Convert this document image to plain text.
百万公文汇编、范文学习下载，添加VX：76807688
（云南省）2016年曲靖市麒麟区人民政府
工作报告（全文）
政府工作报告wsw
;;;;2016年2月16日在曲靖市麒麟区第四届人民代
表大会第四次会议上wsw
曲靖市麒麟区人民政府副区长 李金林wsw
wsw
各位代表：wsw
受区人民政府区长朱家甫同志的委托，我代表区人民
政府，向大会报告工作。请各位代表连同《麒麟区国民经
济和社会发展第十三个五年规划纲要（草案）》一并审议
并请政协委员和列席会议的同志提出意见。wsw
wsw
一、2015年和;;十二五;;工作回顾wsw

■ ■ ■ ■

Reproduce every line above without error.

Convert this document image to plain text.
百万公文汇编、范文学习下载，添加VX：76807688
（云南省）2016年曲靖市麒麟区人民政府
工作报告（全文）
政府工作报告wsw
;;;;2016年2月16日在曲靖市麒麟区第四届人民代
表大会第四次会议上wsw
曲靖市麒麟区人民政府副区长 李金林wsw
wsw
各位代表：wsw
受区人民政府区长朱家甫同志的委托，我代表区人民
政府，向大会报告工作。请各位代表连同《麒麟区国民经
济和社会发展第十三个五年规划纲要（草案）》一并审议
并请政协委员和列席会议的同志提出意见。wsw
wsw
一、2015年和;;十二五;;工作回顾wsw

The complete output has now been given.